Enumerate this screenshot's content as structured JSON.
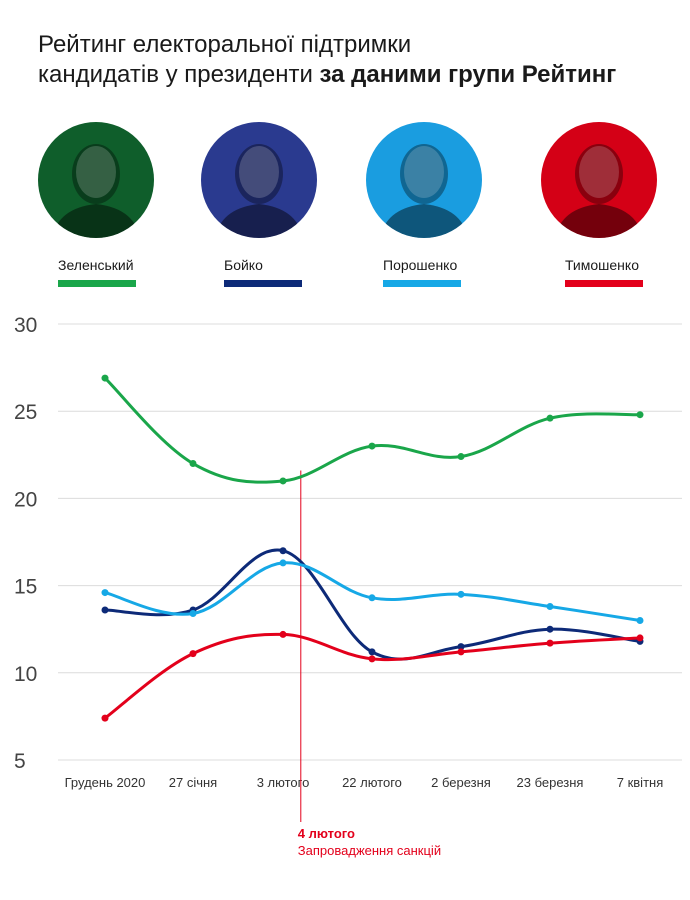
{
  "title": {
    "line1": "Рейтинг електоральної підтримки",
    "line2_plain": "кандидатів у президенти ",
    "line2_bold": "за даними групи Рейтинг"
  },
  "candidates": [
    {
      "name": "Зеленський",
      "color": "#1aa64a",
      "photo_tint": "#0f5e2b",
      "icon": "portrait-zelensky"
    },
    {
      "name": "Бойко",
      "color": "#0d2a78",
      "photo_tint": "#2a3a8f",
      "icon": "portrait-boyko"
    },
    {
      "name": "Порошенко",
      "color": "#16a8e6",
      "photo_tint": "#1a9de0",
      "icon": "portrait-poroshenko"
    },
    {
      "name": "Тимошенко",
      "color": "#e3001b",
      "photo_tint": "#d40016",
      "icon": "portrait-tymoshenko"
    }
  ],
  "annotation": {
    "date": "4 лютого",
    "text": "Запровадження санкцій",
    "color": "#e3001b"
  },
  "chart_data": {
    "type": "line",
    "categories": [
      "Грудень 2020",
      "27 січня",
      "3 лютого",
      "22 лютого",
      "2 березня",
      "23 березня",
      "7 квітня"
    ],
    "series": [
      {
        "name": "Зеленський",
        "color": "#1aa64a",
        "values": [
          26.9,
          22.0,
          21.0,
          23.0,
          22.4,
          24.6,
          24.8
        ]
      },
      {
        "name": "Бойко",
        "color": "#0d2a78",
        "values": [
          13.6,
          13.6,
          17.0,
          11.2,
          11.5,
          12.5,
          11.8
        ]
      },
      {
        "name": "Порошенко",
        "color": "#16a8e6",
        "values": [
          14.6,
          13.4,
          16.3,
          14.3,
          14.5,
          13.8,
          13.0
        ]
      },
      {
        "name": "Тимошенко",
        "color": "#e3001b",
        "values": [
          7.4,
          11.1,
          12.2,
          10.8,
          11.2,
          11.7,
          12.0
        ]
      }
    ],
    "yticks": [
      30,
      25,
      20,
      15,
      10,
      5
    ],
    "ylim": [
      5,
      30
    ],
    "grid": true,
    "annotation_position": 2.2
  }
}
* * * * *
-- Task statement --
Repeat the full listing above exactly, with no pictures in the copy.

-- Result for this exercise --
Enumerate this screenshot's content as structured JSON.
{
  "title": {
    "line1": "Рейтинг електоральної підтримки",
    "line2_plain": "кандидатів у президенти ",
    "line2_bold": "за даними групи Рейтинг"
  },
  "candidates": [
    {
      "name": "Зеленський",
      "color": "#1aa64a",
      "photo_tint": "#0f5e2b",
      "icon": "portrait-zelensky"
    },
    {
      "name": "Бойко",
      "color": "#0d2a78",
      "photo_tint": "#2a3a8f",
      "icon": "portrait-boyko"
    },
    {
      "name": "Порошенко",
      "color": "#16a8e6",
      "photo_tint": "#1a9de0",
      "icon": "portrait-poroshenko"
    },
    {
      "name": "Тимошенко",
      "color": "#e3001b",
      "photo_tint": "#d40016",
      "icon": "portrait-tymoshenko"
    }
  ],
  "annotation": {
    "date": "4 лютого",
    "text": "Запровадження санкцій",
    "color": "#e3001b"
  },
  "chart_data": {
    "type": "line",
    "categories": [
      "Грудень 2020",
      "27 січня",
      "3 лютого",
      "22 лютого",
      "2 березня",
      "23 березня",
      "7 квітня"
    ],
    "series": [
      {
        "name": "Зеленський",
        "color": "#1aa64a",
        "values": [
          26.9,
          22.0,
          21.0,
          23.0,
          22.4,
          24.6,
          24.8
        ]
      },
      {
        "name": "Бойко",
        "color": "#0d2a78",
        "values": [
          13.6,
          13.6,
          17.0,
          11.2,
          11.5,
          12.5,
          11.8
        ]
      },
      {
        "name": "Порошенко",
        "color": "#16a8e6",
        "values": [
          14.6,
          13.4,
          16.3,
          14.3,
          14.5,
          13.8,
          13.0
        ]
      },
      {
        "name": "Тимошенко",
        "color": "#e3001b",
        "values": [
          7.4,
          11.1,
          12.2,
          10.8,
          11.2,
          11.7,
          12.0
        ]
      }
    ],
    "yticks": [
      30,
      25,
      20,
      15,
      10,
      5
    ],
    "ylim": [
      5,
      30
    ],
    "grid": true,
    "annotation_position": 2.2
  }
}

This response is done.